Each line of the listing that contains the word "Autodesk" is to be copied.

· · · ·

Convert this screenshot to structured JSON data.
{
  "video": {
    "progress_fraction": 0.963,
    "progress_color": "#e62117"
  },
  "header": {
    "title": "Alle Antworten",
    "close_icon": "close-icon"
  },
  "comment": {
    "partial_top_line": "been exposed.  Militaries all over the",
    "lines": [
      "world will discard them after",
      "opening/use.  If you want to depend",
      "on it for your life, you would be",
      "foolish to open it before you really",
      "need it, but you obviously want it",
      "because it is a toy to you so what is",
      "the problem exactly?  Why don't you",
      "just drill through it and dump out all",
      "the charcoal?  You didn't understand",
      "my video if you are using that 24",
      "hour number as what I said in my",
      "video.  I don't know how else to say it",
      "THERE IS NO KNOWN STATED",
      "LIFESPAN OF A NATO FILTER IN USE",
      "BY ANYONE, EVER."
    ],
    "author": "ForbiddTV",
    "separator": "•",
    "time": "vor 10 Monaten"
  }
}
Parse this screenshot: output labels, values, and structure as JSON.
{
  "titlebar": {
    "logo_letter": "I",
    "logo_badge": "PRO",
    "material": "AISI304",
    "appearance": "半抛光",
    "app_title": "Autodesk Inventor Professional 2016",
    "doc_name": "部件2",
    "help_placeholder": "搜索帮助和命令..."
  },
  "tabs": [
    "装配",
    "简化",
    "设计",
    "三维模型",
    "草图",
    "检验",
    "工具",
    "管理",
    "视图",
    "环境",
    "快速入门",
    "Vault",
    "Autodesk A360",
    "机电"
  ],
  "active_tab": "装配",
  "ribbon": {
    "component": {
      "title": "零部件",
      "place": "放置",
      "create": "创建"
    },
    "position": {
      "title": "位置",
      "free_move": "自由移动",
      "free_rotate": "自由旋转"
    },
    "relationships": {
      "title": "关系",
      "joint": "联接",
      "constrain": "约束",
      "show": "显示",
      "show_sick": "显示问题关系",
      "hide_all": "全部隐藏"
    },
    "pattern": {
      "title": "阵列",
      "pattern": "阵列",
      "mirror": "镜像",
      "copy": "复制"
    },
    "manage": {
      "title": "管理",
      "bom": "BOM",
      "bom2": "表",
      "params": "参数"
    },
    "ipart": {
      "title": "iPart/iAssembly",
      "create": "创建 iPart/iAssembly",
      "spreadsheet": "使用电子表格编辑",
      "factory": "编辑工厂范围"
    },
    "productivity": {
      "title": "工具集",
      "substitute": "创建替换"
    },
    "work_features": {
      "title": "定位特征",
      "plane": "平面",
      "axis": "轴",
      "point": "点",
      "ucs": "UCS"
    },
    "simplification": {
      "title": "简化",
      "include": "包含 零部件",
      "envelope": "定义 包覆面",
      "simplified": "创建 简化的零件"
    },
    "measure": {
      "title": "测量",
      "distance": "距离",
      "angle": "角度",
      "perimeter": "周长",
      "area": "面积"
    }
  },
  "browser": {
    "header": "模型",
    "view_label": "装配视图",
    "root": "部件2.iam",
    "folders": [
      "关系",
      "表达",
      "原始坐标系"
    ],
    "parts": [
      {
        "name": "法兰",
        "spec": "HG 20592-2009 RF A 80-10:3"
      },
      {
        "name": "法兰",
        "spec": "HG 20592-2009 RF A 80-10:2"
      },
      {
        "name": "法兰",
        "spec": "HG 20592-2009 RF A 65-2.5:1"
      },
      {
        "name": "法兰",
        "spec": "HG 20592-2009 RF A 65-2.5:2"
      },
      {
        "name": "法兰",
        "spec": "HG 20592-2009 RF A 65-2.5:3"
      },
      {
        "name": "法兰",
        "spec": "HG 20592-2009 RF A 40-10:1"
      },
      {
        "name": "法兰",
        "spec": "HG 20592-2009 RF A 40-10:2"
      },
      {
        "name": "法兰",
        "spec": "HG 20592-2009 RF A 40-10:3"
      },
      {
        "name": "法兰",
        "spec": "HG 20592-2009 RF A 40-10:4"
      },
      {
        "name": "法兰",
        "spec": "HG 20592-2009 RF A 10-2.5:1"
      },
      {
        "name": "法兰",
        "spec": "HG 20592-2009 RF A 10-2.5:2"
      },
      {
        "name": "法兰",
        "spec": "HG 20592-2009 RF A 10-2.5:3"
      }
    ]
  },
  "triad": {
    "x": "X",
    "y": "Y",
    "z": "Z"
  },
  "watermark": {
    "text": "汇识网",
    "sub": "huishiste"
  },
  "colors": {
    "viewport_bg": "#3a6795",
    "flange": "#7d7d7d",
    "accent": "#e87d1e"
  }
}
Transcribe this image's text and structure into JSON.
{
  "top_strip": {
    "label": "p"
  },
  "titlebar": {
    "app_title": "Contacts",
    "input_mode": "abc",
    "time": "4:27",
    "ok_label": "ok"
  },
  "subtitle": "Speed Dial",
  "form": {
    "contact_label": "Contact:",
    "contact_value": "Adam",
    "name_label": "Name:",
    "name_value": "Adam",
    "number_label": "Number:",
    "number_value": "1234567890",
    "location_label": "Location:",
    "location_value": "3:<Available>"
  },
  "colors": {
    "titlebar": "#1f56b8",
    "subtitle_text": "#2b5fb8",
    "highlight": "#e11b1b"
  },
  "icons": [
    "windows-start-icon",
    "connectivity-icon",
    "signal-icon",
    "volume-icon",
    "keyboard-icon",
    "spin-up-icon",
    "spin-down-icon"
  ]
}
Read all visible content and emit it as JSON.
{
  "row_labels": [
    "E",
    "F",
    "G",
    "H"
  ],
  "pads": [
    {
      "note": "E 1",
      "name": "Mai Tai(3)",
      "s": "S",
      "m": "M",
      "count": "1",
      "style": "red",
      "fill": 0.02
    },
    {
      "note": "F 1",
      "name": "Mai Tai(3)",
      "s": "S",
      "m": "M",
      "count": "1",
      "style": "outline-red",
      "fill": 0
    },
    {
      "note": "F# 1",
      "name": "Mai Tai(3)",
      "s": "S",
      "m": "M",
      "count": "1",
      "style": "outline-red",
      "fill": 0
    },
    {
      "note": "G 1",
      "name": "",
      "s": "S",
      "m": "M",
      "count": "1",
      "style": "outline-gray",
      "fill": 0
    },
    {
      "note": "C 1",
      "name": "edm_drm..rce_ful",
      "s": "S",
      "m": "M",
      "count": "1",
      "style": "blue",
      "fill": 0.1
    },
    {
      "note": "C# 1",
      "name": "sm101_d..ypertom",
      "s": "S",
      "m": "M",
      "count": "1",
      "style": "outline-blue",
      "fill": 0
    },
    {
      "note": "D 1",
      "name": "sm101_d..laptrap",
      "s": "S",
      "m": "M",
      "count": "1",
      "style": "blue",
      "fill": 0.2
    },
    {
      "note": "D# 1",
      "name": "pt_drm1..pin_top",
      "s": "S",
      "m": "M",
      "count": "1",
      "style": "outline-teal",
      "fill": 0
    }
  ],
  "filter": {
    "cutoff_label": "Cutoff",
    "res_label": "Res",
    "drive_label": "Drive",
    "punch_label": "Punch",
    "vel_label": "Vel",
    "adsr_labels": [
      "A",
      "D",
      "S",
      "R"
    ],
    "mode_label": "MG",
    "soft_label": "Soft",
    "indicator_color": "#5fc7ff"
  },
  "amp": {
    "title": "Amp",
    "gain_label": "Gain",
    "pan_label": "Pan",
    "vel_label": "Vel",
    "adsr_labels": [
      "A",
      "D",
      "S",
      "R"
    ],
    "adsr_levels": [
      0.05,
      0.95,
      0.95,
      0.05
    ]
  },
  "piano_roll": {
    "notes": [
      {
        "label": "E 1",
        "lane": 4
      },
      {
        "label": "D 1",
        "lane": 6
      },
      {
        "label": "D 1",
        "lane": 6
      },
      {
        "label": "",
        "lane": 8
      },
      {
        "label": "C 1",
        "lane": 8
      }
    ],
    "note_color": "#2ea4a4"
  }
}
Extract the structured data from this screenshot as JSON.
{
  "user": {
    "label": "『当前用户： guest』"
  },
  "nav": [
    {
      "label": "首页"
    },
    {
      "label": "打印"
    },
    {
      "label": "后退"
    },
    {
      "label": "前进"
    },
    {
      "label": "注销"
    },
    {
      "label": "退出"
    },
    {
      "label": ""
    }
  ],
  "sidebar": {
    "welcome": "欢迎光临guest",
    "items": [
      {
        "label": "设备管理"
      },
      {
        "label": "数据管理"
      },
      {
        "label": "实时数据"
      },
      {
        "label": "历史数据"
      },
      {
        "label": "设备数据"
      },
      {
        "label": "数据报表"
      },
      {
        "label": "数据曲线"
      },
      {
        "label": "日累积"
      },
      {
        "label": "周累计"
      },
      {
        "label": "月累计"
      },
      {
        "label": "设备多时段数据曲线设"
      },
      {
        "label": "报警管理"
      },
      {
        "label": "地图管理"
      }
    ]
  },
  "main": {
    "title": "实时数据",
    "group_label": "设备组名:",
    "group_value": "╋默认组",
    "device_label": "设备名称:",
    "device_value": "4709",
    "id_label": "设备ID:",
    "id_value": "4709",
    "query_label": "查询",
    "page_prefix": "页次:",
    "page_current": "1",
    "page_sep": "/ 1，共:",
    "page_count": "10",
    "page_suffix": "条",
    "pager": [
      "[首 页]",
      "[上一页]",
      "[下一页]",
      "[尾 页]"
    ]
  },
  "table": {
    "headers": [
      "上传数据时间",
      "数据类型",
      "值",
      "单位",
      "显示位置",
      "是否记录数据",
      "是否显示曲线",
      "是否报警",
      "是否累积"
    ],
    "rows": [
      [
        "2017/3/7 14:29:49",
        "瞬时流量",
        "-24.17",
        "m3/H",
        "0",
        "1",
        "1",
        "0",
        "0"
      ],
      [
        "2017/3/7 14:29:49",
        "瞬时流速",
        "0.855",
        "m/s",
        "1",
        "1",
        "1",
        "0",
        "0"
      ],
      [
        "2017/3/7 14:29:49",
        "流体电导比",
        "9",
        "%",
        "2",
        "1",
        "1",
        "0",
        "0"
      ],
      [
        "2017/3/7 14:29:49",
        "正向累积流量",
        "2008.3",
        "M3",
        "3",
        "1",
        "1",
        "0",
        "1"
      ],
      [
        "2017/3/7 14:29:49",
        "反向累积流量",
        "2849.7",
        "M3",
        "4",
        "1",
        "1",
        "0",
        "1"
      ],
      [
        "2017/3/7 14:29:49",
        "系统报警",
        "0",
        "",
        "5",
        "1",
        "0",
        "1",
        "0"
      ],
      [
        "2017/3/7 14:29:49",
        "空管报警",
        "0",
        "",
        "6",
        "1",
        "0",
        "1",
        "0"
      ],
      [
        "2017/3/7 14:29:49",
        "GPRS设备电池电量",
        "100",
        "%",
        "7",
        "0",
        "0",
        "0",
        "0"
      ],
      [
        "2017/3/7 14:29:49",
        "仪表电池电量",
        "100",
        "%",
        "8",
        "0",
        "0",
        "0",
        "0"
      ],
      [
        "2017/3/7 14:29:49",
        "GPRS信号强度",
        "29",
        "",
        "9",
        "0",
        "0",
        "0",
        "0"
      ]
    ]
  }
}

· · · ·

* _Answer_
    "app_title": "Autodesk Inventor Professional 2016",
    "Autodesk A360",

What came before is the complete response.